**Task goal:**
Summarize the fader ND filter thread in two sentences.

# Fader ND Filter



## OscarWilde (Mar 7, 2012)

Anyone had any experience with fader ND filters? I'm deciding between just a 3 stop or getting a fader which advertises 1-10 stops. It just seems odd to me... I can get the 3 stop for $80 or I can get 1-10 for $90? I'm assuming quality is the expended variable here... Whether that`s quality of the images or quality of the filter itself; I don`t really know!

Any feedback would be welcome!


----------



## OscarWilde (Mar 7, 2012)

85 Views and no replies! My first real question on this forum and I've stumped you all!? Perhaps a more broad question?

Does anyone on here have _any _experience with ND (Neutral Density) Filters? Normal ones (1, 2, 3, etc stops) Big Stops (8, 9, 10 stops) or Faders 1-10 stops or even the Faded ones where part of the filter is a higher F stop and another part is a lower F stop.

Anything at all! I've done quite a bit of theoretical research; I just want to know how they function practically!


----------



## Desi (Mar 7, 2012)

I haven't seen any talk on this forum regarding the faders, so I wonder if there is much experience on this board regarding this topic.

There is lots of experience with the others, but I think your question may be too broad.

**Boxed element entries:**

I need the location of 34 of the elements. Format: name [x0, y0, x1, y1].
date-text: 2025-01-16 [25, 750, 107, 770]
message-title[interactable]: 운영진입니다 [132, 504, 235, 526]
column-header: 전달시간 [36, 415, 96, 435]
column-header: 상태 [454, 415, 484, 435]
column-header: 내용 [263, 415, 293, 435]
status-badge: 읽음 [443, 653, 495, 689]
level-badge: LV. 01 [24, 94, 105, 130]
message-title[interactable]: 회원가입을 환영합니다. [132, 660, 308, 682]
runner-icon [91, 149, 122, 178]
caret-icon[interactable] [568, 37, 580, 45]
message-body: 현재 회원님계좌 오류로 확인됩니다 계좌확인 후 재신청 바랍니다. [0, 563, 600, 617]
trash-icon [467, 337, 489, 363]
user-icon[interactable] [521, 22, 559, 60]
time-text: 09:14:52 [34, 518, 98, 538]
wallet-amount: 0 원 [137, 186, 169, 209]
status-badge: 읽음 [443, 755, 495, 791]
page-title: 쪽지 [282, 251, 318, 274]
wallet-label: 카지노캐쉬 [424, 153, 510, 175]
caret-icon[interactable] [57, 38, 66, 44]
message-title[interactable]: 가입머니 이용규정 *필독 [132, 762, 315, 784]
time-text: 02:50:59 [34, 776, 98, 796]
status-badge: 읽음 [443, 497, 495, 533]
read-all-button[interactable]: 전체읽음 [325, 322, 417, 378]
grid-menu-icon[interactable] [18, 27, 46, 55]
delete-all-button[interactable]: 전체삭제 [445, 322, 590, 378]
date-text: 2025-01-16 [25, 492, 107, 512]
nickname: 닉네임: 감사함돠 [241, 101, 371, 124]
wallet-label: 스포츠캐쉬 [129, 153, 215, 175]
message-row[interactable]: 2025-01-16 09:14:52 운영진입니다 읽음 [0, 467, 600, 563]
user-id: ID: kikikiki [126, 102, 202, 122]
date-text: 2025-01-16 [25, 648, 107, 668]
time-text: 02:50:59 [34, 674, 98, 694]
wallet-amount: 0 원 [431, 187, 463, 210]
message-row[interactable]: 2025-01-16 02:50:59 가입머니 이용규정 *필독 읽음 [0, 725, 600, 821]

**Correct answer:**
A poster deciding between a 3-stop ND filter for $80 and a fader advertised at 1-10 stops for $90 asks for anyone's experience with fader ND filters, then broadens the question to ND filters of any kind after 85 views bring no replies. Another member answers that faders haven't come up on the forum, that there is plenty of experience with the other types, and that the question may be too broad.